# Goal
A line counts if it contains the string "maintains"; say how many such lines there are, giving only the number.

Items listed in a dataset:
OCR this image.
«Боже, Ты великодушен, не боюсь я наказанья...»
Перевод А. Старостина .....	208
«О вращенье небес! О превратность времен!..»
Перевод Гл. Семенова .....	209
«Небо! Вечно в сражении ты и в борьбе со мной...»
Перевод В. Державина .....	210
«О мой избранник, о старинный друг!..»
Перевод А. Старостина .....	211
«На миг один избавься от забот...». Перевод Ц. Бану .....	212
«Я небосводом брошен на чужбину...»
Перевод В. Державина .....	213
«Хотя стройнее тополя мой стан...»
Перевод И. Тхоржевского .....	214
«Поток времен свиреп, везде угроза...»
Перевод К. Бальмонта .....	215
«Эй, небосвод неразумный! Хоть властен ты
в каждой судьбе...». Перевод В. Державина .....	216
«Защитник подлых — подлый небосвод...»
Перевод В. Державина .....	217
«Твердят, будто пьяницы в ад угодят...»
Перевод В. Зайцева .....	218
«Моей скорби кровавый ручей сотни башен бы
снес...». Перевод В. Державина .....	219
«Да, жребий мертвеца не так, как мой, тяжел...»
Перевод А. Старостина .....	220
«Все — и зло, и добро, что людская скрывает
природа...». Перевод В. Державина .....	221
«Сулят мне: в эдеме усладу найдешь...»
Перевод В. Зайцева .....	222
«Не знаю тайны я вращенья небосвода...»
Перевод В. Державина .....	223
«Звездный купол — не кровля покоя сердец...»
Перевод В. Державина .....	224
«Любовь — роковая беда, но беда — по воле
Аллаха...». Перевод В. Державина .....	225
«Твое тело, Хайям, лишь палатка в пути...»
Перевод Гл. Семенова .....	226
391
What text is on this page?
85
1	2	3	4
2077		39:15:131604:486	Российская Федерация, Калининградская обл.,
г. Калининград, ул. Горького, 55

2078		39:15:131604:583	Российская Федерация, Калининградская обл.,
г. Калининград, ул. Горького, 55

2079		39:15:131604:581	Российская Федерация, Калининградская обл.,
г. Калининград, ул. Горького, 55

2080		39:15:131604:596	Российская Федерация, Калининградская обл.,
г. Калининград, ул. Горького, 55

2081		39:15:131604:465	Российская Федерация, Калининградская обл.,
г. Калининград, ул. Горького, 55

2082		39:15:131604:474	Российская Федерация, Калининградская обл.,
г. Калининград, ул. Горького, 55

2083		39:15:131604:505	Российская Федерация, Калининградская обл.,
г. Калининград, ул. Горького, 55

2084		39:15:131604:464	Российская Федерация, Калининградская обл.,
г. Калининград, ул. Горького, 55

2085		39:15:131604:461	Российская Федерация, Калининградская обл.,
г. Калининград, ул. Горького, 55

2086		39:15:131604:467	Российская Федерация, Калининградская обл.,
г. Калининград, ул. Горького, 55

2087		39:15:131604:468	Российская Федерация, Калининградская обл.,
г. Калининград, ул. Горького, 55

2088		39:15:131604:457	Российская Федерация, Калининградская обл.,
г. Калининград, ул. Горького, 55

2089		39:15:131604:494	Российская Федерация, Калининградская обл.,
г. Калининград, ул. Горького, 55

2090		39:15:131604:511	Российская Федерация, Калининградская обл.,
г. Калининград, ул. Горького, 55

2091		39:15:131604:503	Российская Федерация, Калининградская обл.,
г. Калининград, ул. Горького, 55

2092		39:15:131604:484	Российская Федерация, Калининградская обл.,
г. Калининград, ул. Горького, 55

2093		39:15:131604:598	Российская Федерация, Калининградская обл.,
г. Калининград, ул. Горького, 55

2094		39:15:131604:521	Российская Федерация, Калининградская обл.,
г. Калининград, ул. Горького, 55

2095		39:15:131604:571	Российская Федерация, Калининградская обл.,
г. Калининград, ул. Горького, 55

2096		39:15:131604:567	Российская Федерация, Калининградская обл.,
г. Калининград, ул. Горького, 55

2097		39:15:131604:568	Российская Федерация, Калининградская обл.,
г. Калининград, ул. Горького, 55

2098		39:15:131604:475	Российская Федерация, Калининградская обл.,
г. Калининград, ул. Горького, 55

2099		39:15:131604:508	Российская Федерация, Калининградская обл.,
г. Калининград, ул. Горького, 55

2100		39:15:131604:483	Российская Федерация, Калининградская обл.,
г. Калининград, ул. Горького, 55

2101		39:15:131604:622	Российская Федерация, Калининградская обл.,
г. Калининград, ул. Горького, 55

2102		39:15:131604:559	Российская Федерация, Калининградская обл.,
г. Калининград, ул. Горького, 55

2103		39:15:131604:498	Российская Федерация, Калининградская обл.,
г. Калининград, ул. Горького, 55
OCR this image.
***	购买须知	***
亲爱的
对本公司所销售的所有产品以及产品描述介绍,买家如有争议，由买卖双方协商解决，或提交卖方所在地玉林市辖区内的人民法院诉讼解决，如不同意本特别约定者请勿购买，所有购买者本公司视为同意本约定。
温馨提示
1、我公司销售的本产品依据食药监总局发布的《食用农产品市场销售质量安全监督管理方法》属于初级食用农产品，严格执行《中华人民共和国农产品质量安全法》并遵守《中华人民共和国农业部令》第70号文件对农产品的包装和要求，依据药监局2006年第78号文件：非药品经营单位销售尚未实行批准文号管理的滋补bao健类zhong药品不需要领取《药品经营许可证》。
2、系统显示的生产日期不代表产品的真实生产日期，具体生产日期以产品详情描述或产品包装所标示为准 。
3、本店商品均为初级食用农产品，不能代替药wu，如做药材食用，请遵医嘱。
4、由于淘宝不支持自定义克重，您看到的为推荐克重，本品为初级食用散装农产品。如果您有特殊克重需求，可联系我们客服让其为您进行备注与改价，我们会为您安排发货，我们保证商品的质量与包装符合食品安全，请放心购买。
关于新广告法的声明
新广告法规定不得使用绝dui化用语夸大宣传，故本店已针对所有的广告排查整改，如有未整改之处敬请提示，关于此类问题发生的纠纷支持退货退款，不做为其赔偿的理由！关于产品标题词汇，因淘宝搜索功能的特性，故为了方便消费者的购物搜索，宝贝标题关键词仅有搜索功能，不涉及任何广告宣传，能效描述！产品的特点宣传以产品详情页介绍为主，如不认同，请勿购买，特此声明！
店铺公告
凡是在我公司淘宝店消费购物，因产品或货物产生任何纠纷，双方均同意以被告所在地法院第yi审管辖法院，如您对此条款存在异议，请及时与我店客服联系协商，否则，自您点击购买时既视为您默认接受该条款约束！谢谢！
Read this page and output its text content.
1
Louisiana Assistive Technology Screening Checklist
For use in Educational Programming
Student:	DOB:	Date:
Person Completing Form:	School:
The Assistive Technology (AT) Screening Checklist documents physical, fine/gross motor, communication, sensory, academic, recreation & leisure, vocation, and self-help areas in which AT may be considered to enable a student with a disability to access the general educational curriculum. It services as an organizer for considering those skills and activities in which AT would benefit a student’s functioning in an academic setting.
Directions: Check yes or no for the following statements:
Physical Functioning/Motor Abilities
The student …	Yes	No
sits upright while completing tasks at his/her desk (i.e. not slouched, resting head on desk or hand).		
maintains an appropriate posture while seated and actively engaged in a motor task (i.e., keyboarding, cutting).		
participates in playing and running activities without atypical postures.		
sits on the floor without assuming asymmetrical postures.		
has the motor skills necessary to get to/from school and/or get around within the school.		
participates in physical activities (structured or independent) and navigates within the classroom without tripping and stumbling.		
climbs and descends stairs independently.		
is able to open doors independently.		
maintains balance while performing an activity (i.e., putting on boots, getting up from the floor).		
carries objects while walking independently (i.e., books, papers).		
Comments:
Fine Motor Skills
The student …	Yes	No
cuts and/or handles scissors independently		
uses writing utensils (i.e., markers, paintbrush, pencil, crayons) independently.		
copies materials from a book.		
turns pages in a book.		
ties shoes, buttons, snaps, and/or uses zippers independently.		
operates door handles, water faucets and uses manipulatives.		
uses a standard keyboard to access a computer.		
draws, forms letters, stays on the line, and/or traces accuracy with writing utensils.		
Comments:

# Finished answer
2